## Input
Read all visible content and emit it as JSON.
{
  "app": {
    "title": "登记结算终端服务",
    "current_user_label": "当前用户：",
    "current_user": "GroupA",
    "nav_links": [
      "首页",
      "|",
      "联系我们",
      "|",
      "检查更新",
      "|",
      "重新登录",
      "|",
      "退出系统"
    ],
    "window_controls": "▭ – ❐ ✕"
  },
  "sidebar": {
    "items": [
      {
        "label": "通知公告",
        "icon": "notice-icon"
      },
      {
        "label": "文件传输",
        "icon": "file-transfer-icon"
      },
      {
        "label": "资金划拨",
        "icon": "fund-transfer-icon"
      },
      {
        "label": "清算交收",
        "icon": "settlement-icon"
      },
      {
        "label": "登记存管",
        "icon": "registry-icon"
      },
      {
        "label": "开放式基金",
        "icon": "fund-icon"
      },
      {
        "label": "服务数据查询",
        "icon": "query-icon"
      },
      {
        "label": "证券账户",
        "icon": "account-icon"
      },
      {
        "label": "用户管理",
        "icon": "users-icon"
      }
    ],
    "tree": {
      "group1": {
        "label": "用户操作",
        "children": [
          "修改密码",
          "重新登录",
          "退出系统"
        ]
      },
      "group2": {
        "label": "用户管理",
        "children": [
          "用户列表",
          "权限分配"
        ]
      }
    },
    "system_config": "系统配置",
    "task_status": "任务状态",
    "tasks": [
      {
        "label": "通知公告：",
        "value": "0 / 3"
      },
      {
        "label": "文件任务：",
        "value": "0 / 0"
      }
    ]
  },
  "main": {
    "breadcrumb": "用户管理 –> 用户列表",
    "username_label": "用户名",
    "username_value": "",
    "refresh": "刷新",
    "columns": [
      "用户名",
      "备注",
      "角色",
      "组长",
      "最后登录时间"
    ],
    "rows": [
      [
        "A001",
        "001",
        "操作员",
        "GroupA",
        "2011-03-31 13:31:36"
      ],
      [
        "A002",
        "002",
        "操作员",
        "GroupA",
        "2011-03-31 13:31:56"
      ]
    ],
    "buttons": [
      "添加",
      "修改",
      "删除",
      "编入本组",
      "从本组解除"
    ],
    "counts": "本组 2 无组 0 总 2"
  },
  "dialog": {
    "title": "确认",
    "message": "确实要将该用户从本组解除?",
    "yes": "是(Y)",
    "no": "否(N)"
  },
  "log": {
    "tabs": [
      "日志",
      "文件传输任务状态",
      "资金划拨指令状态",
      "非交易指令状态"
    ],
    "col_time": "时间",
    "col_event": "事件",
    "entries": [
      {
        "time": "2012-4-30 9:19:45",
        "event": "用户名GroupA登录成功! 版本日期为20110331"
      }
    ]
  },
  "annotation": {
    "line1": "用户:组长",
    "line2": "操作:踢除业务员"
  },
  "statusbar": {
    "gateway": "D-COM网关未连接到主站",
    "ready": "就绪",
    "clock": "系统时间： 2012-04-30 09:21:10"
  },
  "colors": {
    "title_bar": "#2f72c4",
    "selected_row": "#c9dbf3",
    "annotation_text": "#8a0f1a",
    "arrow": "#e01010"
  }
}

## Task requirements
Write out the whole listing again, exactly as it stands.

## Right answer
Read all visible content and emit it as JSON.
{
  "app": {
    "title": "登记结算终端服务",
    "current_user_label": "当前用户：",
    "current_user": "GroupA",
    "nav_links": [
      "首页",
      "|",
      "联系我们",
      "|",
      "检查更新",
      "|",
      "重新登录",
      "|",
      "退出系统"
    ],
    "window_controls": "▭ – ❐ ✕"
  },
  "sidebar": {
    "items": [
      {
        "label": "通知公告",
        "icon": "notice-icon"
      },
      {
        "label": "文件传输",
        "icon": "file-transfer-icon"
      },
      {
        "label": "资金划拨",
        "icon": "fund-transfer-icon"
      },
      {
        "label": "清算交收",
        "icon": "settlement-icon"
      },
      {
        "label": "登记存管",
        "icon": "registry-icon"
      },
      {
        "label": "开放式基金",
        "icon": "fund-icon"
      },
      {
        "label": "服务数据查询",
        "icon": "query-icon"
      },
      {
        "label": "证券账户",
        "icon": "account-icon"
      },
      {
        "label": "用户管理",
        "icon": "users-icon"
      }
    ],
    "tree": {
      "group1": {
        "label": "用户操作",
        "children": [
          "修改密码",
          "重新登录",
          "退出系统"
        ]
      },
      "group2": {
        "label": "用户管理",
        "children": [
          "用户列表",
          "权限分配"
        ]
      }
    },
    "system_config": "系统配置",
    "task_status": "任务状态",
    "tasks": [
      {
        "label": "通知公告：",
        "value": "0 / 3"
      },
      {
        "label": "文件任务：",
        "value": "0 / 0"
      }
    ]
  },
  "main": {
    "breadcrumb": "用户管理 –> 用户列表",
    "username_label": "用户名",
    "username_value": "",
    "refresh": "刷新",
    "columns": [
      "用户名",
      "备注",
      "角色",
      "组长",
      "最后登录时间"
    ],
    "rows": [
      [
        "A001",
        "001",
        "操作员",
        "GroupA",
        "2011-03-31 13:31:36"
      ],
      [
        "A002",
        "002",
        "操作员",
        "GroupA",
        "2011-03-31 13:31:56"
      ]
    ],
    "buttons": [
      "添加",
      "修改",
      "删除",
      "编入本组",
      "从本组解除"
    ],
    "counts": "本组 2 无组 0 总 2"
  },
  "dialog": {
    "title": "确认",
    "message": "确实要将该用户从本组解除?",
    "yes": "是(Y)",
    "no": "否(N)"
  },
  "log": {
    "tabs": [
      "日志",
      "文件传输任务状态",
      "资金划拨指令状态",
      "非交易指令状态"
    ],
    "col_time": "时间",
    "col_event": "事件",
    "entries": [
      {
        "time": "2012-4-30 9:19:45",
        "event": "用户名GroupA登录成功! 版本日期为20110331"
      }
    ]
  },
  "annotation": {
    "line1": "用户:组长",
    "line2": "操作:踢除业务员"
  },
  "statusbar": {
    "gateway": "D-COM网关未连接到主站",
    "ready": "就绪",
    "clock": "系统时间： 2012-04-30 09:21:10"
  },
  "colors": {
    "title_bar": "#2f72c4",
    "selected_row": "#c9dbf3",
    "annotation_text": "#8a0f1a",
    "arrow": "#e01010"
  }
}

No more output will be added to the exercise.